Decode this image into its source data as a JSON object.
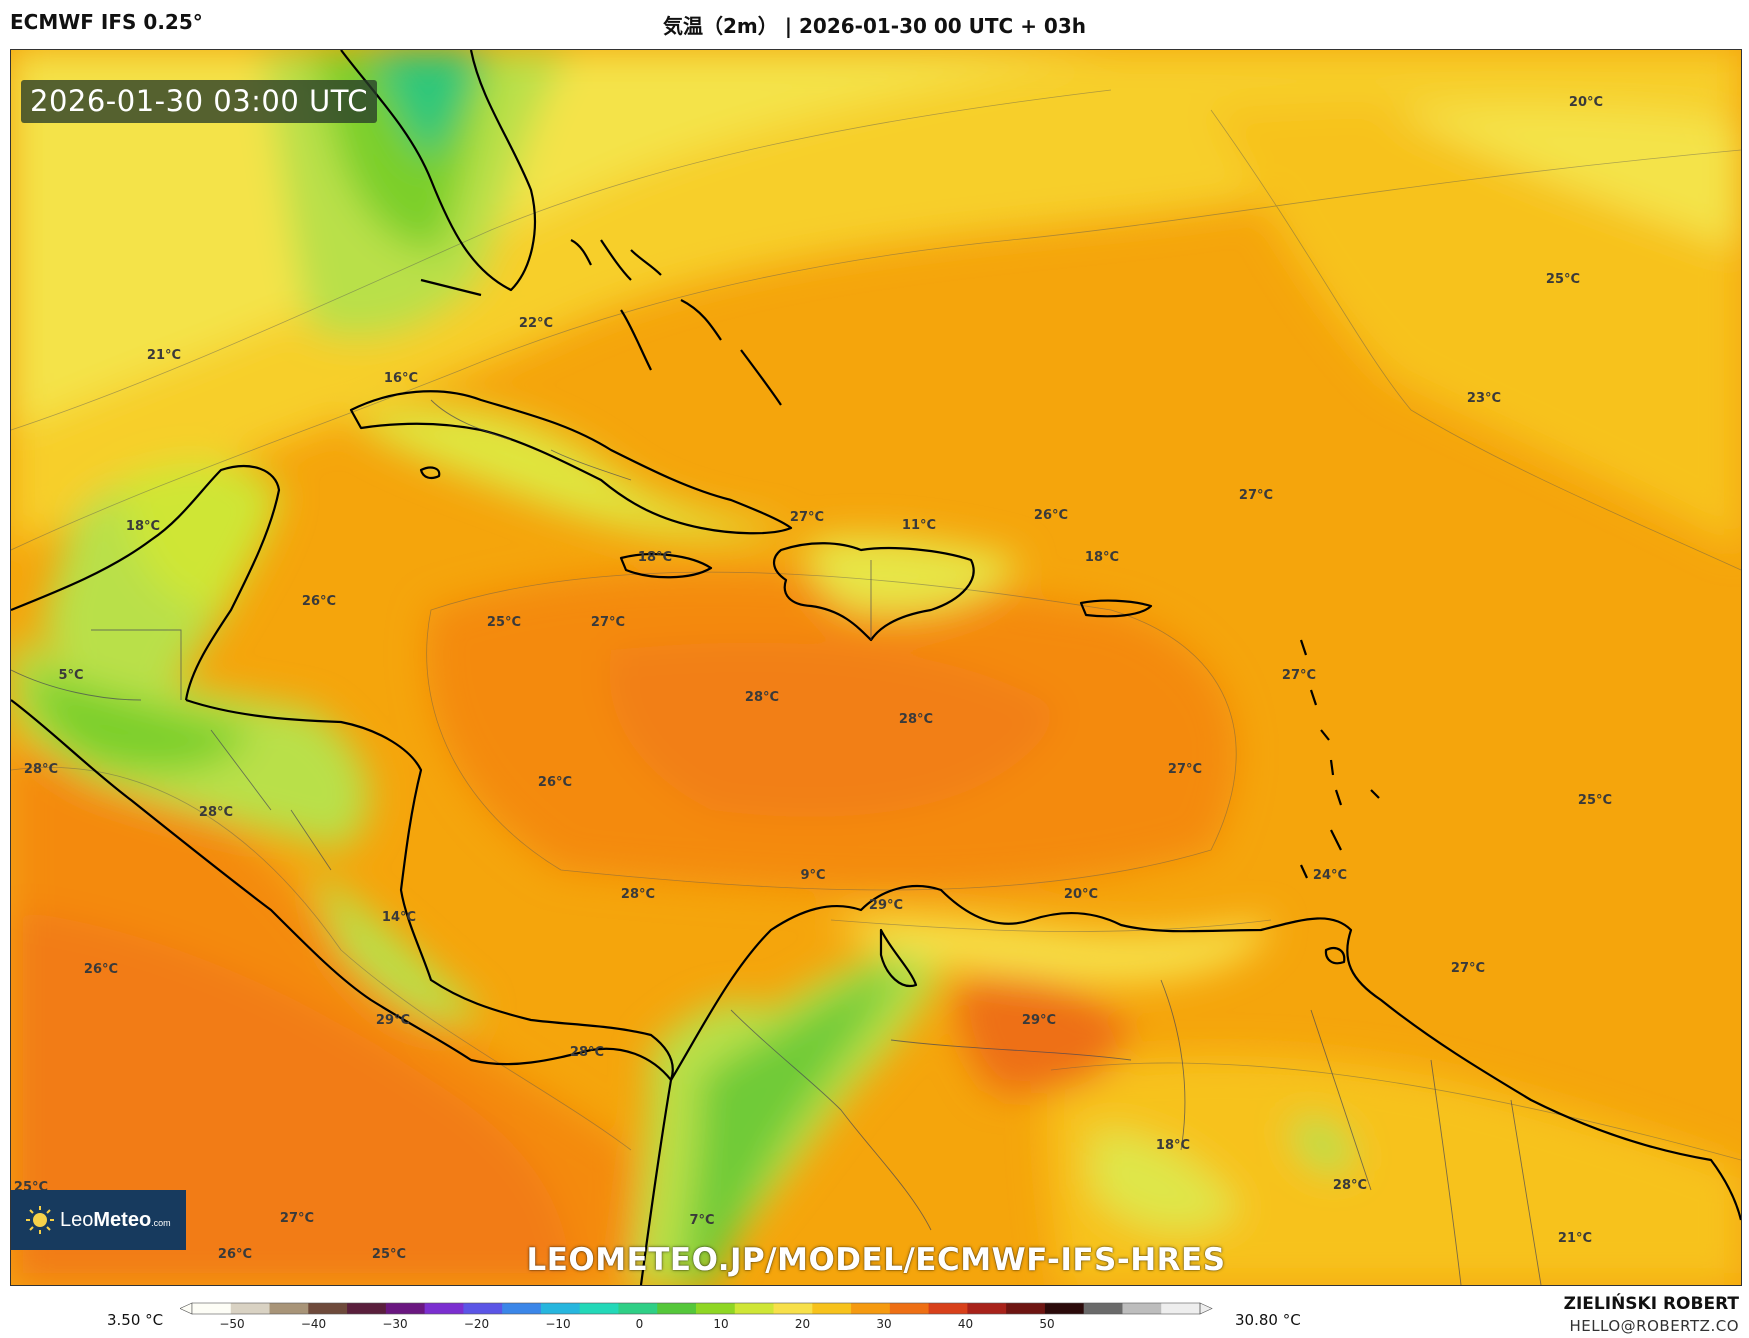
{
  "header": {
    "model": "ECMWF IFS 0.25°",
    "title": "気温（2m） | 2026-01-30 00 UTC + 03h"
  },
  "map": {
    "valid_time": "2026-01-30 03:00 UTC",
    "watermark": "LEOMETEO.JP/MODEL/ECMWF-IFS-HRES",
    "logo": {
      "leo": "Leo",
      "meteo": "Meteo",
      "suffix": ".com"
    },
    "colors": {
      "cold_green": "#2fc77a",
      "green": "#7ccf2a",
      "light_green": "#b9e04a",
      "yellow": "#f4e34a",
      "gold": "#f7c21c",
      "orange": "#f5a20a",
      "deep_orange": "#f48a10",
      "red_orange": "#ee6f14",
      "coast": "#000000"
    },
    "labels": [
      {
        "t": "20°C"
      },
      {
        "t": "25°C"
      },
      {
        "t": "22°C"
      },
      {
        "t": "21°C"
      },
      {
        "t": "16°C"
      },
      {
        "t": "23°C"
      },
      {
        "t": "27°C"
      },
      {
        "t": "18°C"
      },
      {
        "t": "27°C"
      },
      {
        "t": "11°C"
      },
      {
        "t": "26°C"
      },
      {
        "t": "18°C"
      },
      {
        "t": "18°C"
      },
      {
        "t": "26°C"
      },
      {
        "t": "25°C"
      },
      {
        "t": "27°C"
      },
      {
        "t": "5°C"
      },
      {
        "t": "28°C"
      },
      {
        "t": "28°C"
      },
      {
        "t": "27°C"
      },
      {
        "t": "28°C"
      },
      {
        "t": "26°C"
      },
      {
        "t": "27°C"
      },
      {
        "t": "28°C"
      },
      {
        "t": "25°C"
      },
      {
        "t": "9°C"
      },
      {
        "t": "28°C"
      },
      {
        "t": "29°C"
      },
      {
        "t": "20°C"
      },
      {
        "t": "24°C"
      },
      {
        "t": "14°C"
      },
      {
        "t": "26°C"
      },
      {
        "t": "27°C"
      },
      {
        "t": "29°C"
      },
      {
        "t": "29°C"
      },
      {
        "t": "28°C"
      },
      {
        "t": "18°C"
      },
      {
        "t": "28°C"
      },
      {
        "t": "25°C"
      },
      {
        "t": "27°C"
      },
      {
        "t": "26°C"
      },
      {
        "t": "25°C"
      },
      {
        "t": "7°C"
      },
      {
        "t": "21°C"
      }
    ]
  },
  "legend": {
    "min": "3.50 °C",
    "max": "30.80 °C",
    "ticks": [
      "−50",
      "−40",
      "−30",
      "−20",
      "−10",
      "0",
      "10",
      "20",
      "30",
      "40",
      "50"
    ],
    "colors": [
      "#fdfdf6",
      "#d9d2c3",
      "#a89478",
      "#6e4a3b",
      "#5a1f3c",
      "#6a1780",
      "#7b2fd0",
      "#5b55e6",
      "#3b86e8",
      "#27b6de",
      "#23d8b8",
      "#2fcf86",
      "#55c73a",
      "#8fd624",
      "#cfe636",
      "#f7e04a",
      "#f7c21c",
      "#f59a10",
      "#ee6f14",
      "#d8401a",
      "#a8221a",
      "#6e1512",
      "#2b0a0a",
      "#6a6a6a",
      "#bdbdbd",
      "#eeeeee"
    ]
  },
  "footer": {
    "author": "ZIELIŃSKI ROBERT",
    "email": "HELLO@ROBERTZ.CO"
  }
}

• **Brief**: Check each line of the data above for the word "ECMWF", then state how many lines have it. Give the number alone.

• **Written answer**: 2